What to produce:
Transcribe the records that follow. Keep every word exactly, and drop the pictures.

Data extract:
☆ ☆ ☆ ☆ ☆ ☆ ☆
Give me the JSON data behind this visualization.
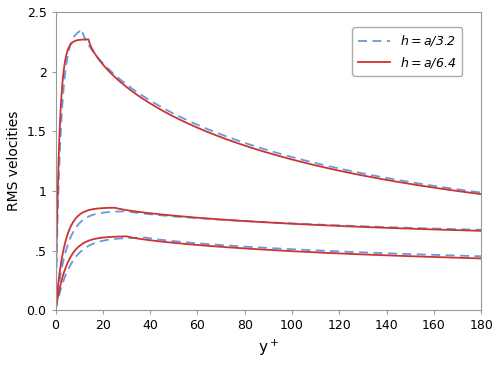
{
  "xlabel": "y+",
  "ylabel": "RMS velocities",
  "xlim": [
    0,
    180
  ],
  "ylim": [
    0.0,
    2.5
  ],
  "xticks": [
    0,
    20,
    40,
    60,
    80,
    100,
    120,
    140,
    160,
    180
  ],
  "yticks": [
    0.0,
    0.5,
    1.0,
    1.5,
    2.0,
    2.5
  ],
  "color_coarse": "#6699dd",
  "color_fine": "#cc3333",
  "line_width": 1.3
}
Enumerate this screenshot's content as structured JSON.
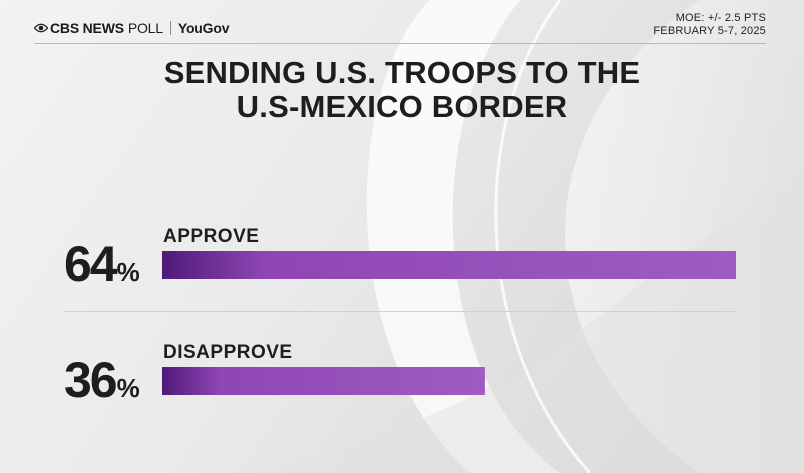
{
  "header": {
    "brand": "CBS NEWS",
    "poll_word": "POLL",
    "partner": "YouGov",
    "moe": "MOE: +/- 2.5 PTS",
    "dates": "FEBRUARY 5-7, 2025"
  },
  "icons": {
    "logo": "cbs-eye-icon"
  },
  "colors": {
    "bar_dark": "#4f1a78",
    "bar_main": "#8f46b4",
    "bar_light": "#9e5cc2",
    "text": "#1e1e1e"
  },
  "chart_data": {
    "type": "bar",
    "orientation": "horizontal",
    "title": [
      "SENDING U.S. TROOPS TO THE",
      "U.S-MEXICO BORDER"
    ],
    "categories": [
      "APPROVE",
      "DISAPPROVE"
    ],
    "values": [
      64,
      36
    ],
    "value_labels": [
      "64",
      "36"
    ],
    "unit": "%",
    "xlim": [
      0,
      64
    ],
    "grid": false,
    "legend": "none"
  }
}
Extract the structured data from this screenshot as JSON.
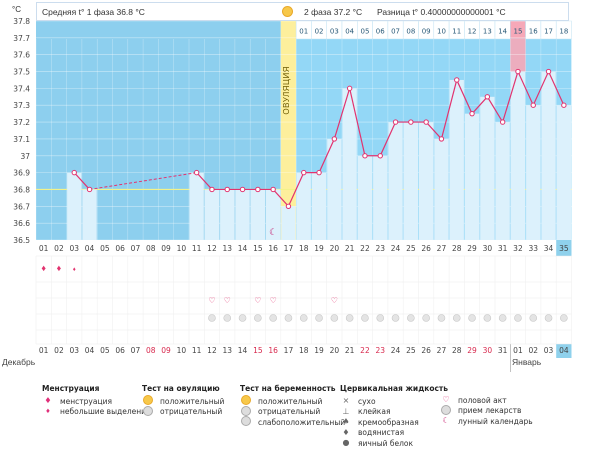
{
  "header": {
    "temp_unit": "°C",
    "phase1_label": "Средняя t° 1 фаза",
    "phase1_value": "36.8 °C",
    "phase2_label": "2 фаза",
    "phase2_value": "37.2 °C",
    "diff_label": "Разница t°",
    "diff_value": "0.40000000000001 °C"
  },
  "ovulation_label": "ОВУЛЯЦИЯ",
  "month_labels": {
    "left": "Декабрь",
    "right": "Январь"
  },
  "chart_data": {
    "type": "line",
    "ylim": [
      36.5,
      37.8
    ],
    "yticks": [
      "36.5",
      "36.6",
      "36.7",
      "36.8",
      "36.9",
      "37",
      "37.1",
      "37.2",
      "37.3",
      "37.4",
      "37.5",
      "37.6",
      "37.7",
      "37.8"
    ],
    "coverline": 36.8,
    "cycle_days": [
      "01",
      "02",
      "03",
      "04",
      "05",
      "06",
      "07",
      "08",
      "09",
      "10",
      "11",
      "12",
      "13",
      "14",
      "15",
      "16",
      "17",
      "18",
      "19",
      "20",
      "21",
      "22",
      "23",
      "24",
      "25",
      "26",
      "27",
      "28",
      "29",
      "30",
      "31",
      "32",
      "33",
      "34",
      "35"
    ],
    "phase2_days": [
      "01",
      "02",
      "03",
      "04",
      "05",
      "06",
      "07",
      "08",
      "09",
      "10",
      "11",
      "12",
      "13",
      "14",
      "15",
      "16",
      "17",
      "18"
    ],
    "dates": [
      "01",
      "02",
      "03",
      "04",
      "05",
      "06",
      "07",
      "08",
      "09",
      "10",
      "11",
      "12",
      "13",
      "14",
      "15",
      "16",
      "17",
      "18",
      "19",
      "20",
      "21",
      "22",
      "23",
      "24",
      "25",
      "26",
      "27",
      "28",
      "29",
      "30",
      "31",
      "01",
      "02",
      "03",
      "04"
    ],
    "weekend_dates": [
      8,
      9,
      15,
      16,
      22,
      23,
      29,
      30
    ],
    "today_index": 34,
    "highlight_phase2_day": 15,
    "ovulation_index": 16,
    "values": [
      null,
      null,
      36.9,
      36.8,
      null,
      null,
      null,
      null,
      null,
      null,
      36.9,
      36.8,
      36.8,
      36.8,
      36.8,
      36.8,
      36.7,
      36.9,
      36.9,
      37.1,
      37.4,
      37.0,
      37.0,
      37.2,
      37.2,
      37.2,
      37.1,
      37.45,
      37.25,
      37.35,
      37.2,
      37.5,
      37.3,
      37.5,
      37.3
    ],
    "dashed_gap": [
      4,
      10
    ],
    "menstruation_days": [
      1,
      2,
      3
    ],
    "heavy_menstruation_days": [
      1,
      2
    ],
    "intercourse_days": [
      12,
      13,
      15,
      16,
      20
    ],
    "pill_days": [
      12,
      13,
      14,
      15,
      16,
      17,
      18,
      19,
      20,
      21,
      22,
      23,
      24,
      25,
      26,
      27,
      28,
      29,
      30,
      31,
      32,
      33,
      34,
      35
    ],
    "lunar_day": 16
  },
  "legend": {
    "menstruation": {
      "title": "Менструация",
      "items": [
        "менструация",
        "небольшие выделения"
      ]
    },
    "ovulation_test": {
      "title": "Тест на овуляцию",
      "items": [
        "положительный",
        "отрицательный"
      ]
    },
    "pregnancy_test": {
      "title": "Тест на беременность",
      "items": [
        "положительный",
        "отрицательный",
        "слабоположительный"
      ]
    },
    "cervical_fluid": {
      "title": "Цервикальная жидкость",
      "items": [
        "сухо",
        "клейкая",
        "кремообразная",
        "водянистая",
        "яичный белок"
      ]
    },
    "other": {
      "items": [
        "половой акт",
        "прием лекарств",
        "лунный календарь"
      ]
    }
  },
  "colors": {
    "phase1_bg": "#8dcfee",
    "phase2_bg": "#93d7f6",
    "ovulation_band": "#fdef9c",
    "bar_fill": "#dcf1fc",
    "line": "#e2336f",
    "coverline": "#f2f28a",
    "highlight_pink": "#f6a8b8",
    "today_blue": "#8fd1ec"
  }
}
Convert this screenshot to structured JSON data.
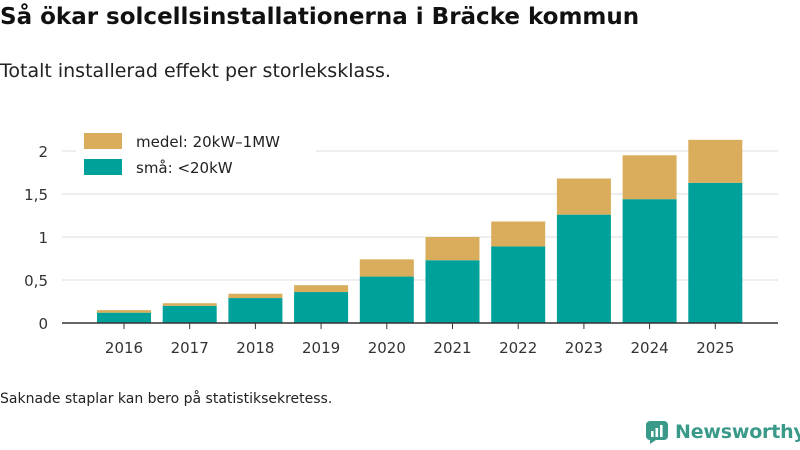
{
  "header": {
    "title": "Så ökar solcellsinstallationerna i Bräcke kommun",
    "subtitle": "Totalt installerad effekt per storleksklass."
  },
  "footer": {
    "note": "Saknade staplar kan bero på statistiksekretess.",
    "brand": "Newsworthy"
  },
  "colors": {
    "small": "#00a19a",
    "medium": "#d9ad5b",
    "axis": "#333333",
    "grid": "#dddddd",
    "brand": "#3a9a8a"
  },
  "chart_data": {
    "type": "bar",
    "stacked": true,
    "title": "Så ökar solcellsinstallationerna i Bräcke kommun",
    "subtitle": "Totalt installerad effekt per storleksklass.",
    "xlabel": "",
    "ylabel": "",
    "categories": [
      "2016",
      "2017",
      "2018",
      "2019",
      "2020",
      "2021",
      "2022",
      "2023",
      "2024",
      "2025"
    ],
    "series": [
      {
        "name": "små: <20kW",
        "color": "#00a19a",
        "values": [
          0.12,
          0.2,
          0.29,
          0.36,
          0.54,
          0.73,
          0.89,
          1.26,
          1.44,
          1.63
        ]
      },
      {
        "name": "medel: 20kW–1MW",
        "color": "#d9ad5b",
        "values": [
          0.03,
          0.03,
          0.05,
          0.08,
          0.2,
          0.27,
          0.29,
          0.42,
          0.51,
          0.5
        ]
      }
    ],
    "legend_order": [
      "medel: 20kW–1MW",
      "små: <20kW"
    ],
    "legend_position": "top-left",
    "yticks": [
      0,
      0.5,
      1,
      1.5,
      2
    ],
    "ytick_labels": [
      "0",
      "0,5",
      "1",
      "1,5",
      "2"
    ],
    "ylim": [
      0,
      2.2
    ],
    "grid": true
  }
}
☆ ☆ ☆ ☆ ☆ ☆ ☆
Complete answer:
Give me the JSON data behind this visualization.
{
  "xlabel": "y+",
  "ylabel": "RMS velocities",
  "xlim": [
    0,
    180
  ],
  "ylim": [
    0.0,
    2.5
  ],
  "xticks": [
    0,
    20,
    40,
    60,
    80,
    100,
    120,
    140,
    160,
    180
  ],
  "yticks": [
    0.0,
    0.5,
    1.0,
    1.5,
    2.0,
    2.5
  ],
  "color_coarse": "#6699dd",
  "color_fine": "#cc3333",
  "line_width": 1.3
}
Enumerate this screenshot's content as structured JSON.
{
  "header": {
    "brand": "CBS NEWS",
    "poll_word": "POLL",
    "partner": "YouGov",
    "moe": "MOE: +/- 2.5 PTS",
    "dates": "FEBRUARY 5-7, 2025"
  },
  "icons": {
    "logo": "cbs-eye-icon"
  },
  "colors": {
    "bar_dark": "#4f1a78",
    "bar_main": "#8f46b4",
    "bar_light": "#9e5cc2",
    "text": "#1e1e1e"
  },
  "chart_data": {
    "type": "bar",
    "orientation": "horizontal",
    "title": [
      "SENDING U.S. TROOPS TO THE",
      "U.S-MEXICO BORDER"
    ],
    "categories": [
      "APPROVE",
      "DISAPPROVE"
    ],
    "values": [
      64,
      36
    ],
    "value_labels": [
      "64",
      "36"
    ],
    "unit": "%",
    "xlim": [
      0,
      64
    ],
    "grid": false,
    "legend": "none"
  }
}
Extract the structured data from this screenshot as JSON.
{
  "header": {
    "temp_unit": "°C",
    "phase1_label": "Средняя t° 1 фаза",
    "phase1_value": "36.8 °C",
    "phase2_label": "2 фаза",
    "phase2_value": "37.2 °C",
    "diff_label": "Разница t°",
    "diff_value": "0.40000000000001 °C"
  },
  "ovulation_label": "ОВУЛЯЦИЯ",
  "month_labels": {
    "left": "Декабрь",
    "right": "Январь"
  },
  "chart_data": {
    "type": "line",
    "ylim": [
      36.5,
      37.8
    ],
    "yticks": [
      "36.5",
      "36.6",
      "36.7",
      "36.8",
      "36.9",
      "37",
      "37.1",
      "37.2",
      "37.3",
      "37.4",
      "37.5",
      "37.6",
      "37.7",
      "37.8"
    ],
    "coverline": 36.8,
    "cycle_days": [
      "01",
      "02",
      "03",
      "04",
      "05",
      "06",
      "07",
      "08",
      "09",
      "10",
      "11",
      "12",
      "13",
      "14",
      "15",
      "16",
      "17",
      "18",
      "19",
      "20",
      "21",
      "22",
      "23",
      "24",
      "25",
      "26",
      "27",
      "28",
      "29",
      "30",
      "31",
      "32",
      "33",
      "34",
      "35"
    ],
    "phase2_days": [
      "01",
      "02",
      "03",
      "04",
      "05",
      "06",
      "07",
      "08",
      "09",
      "10",
      "11",
      "12",
      "13",
      "14",
      "15",
      "16",
      "17",
      "18"
    ],
    "dates": [
      "01",
      "02",
      "03",
      "04",
      "05",
      "06",
      "07",
      "08",
      "09",
      "10",
      "11",
      "12",
      "13",
      "14",
      "15",
      "16",
      "17",
      "18",
      "19",
      "20",
      "21",
      "22",
      "23",
      "24",
      "25",
      "26",
      "27",
      "28",
      "29",
      "30",
      "31",
      "01",
      "02",
      "03",
      "04"
    ],
    "weekend_dates": [
      8,
      9,
      15,
      16,
      22,
      23,
      29,
      30
    ],
    "today_index": 34,
    "highlight_phase2_day": 15,
    "ovulation_index": 16,
    "values": [
      null,
      null,
      36.9,
      36.8,
      null,
      null,
      null,
      null,
      null,
      null,
      36.9,
      36.8,
      36.8,
      36.8,
      36.8,
      36.8,
      36.7,
      36.9,
      36.9,
      37.1,
      37.4,
      37.0,
      37.0,
      37.2,
      37.2,
      37.2,
      37.1,
      37.45,
      37.25,
      37.35,
      37.2,
      37.5,
      37.3,
      37.5,
      37.3
    ],
    "dashed_gap": [
      4,
      10
    ],
    "menstruation_days": [
      1,
      2,
      3
    ],
    "heavy_menstruation_days": [
      1,
      2
    ],
    "intercourse_days": [
      12,
      13,
      15,
      16,
      20
    ],
    "pill_days": [
      12,
      13,
      14,
      15,
      16,
      17,
      18,
      19,
      20,
      21,
      22,
      23,
      24,
      25,
      26,
      27,
      28,
      29,
      30,
      31,
      32,
      33,
      34,
      35
    ],
    "lunar_day": 16
  },
  "legend": {
    "menstruation": {
      "title": "Менструация",
      "items": [
        "менструация",
        "небольшие выделения"
      ]
    },
    "ovulation_test": {
      "title": "Тест на овуляцию",
      "items": [
        "положительный",
        "отрицательный"
      ]
    },
    "pregnancy_test": {
      "title": "Тест на беременность",
      "items": [
        "положительный",
        "отрицательный",
        "слабоположительный"
      ]
    },
    "cervical_fluid": {
      "title": "Цервикальная жидкость",
      "items": [
        "сухо",
        "клейкая",
        "кремообразная",
        "водянистая",
        "яичный белок"
      ]
    },
    "other": {
      "items": [
        "половой акт",
        "прием лекарств",
        "лунный календарь"
      ]
    }
  },
  "colors": {
    "phase1_bg": "#8dcfee",
    "phase2_bg": "#93d7f6",
    "ovulation_band": "#fdef9c",
    "bar_fill": "#dcf1fc",
    "line": "#e2336f",
    "coverline": "#f2f28a",
    "highlight_pink": "#f6a8b8",
    "today_blue": "#8fd1ec"
  }
}
Convert this screenshot to structured JSON data.
{
  "header": {
    "title": "Så ökar solcellsinstallationerna i Bräcke kommun",
    "subtitle": "Totalt installerad effekt per storleksklass."
  },
  "footer": {
    "note": "Saknade staplar kan bero på statistiksekretess.",
    "brand": "Newsworthy"
  },
  "colors": {
    "small": "#00a19a",
    "medium": "#d9ad5b",
    "axis": "#333333",
    "grid": "#dddddd",
    "brand": "#3a9a8a"
  },
  "chart_data": {
    "type": "bar",
    "stacked": true,
    "title": "Så ökar solcellsinstallationerna i Bräcke kommun",
    "subtitle": "Totalt installerad effekt per storleksklass.",
    "xlabel": "",
    "ylabel": "",
    "categories": [
      "2016",
      "2017",
      "2018",
      "2019",
      "2020",
      "2021",
      "2022",
      "2023",
      "2024",
      "2025"
    ],
    "series": [
      {
        "name": "små: <20kW",
        "color": "#00a19a",
        "values": [
          0.12,
          0.2,
          0.29,
          0.36,
          0.54,
          0.73,
          0.89,
          1.26,
          1.44,
          1.63
        ]
      },
      {
        "name": "medel: 20kW–1MW",
        "color": "#d9ad5b",
        "values": [
          0.03,
          0.03,
          0.05,
          0.08,
          0.2,
          0.27,
          0.29,
          0.42,
          0.51,
          0.5
        ]
      }
    ],
    "legend_order": [
      "medel: 20kW–1MW",
      "små: <20kW"
    ],
    "legend_position": "top-left",
    "yticks": [
      0,
      0.5,
      1,
      1.5,
      2
    ],
    "ytick_labels": [
      "0",
      "0,5",
      "1",
      "1,5",
      "2"
    ],
    "ylim": [
      0,
      2.2
    ],
    "grid": true
  }
}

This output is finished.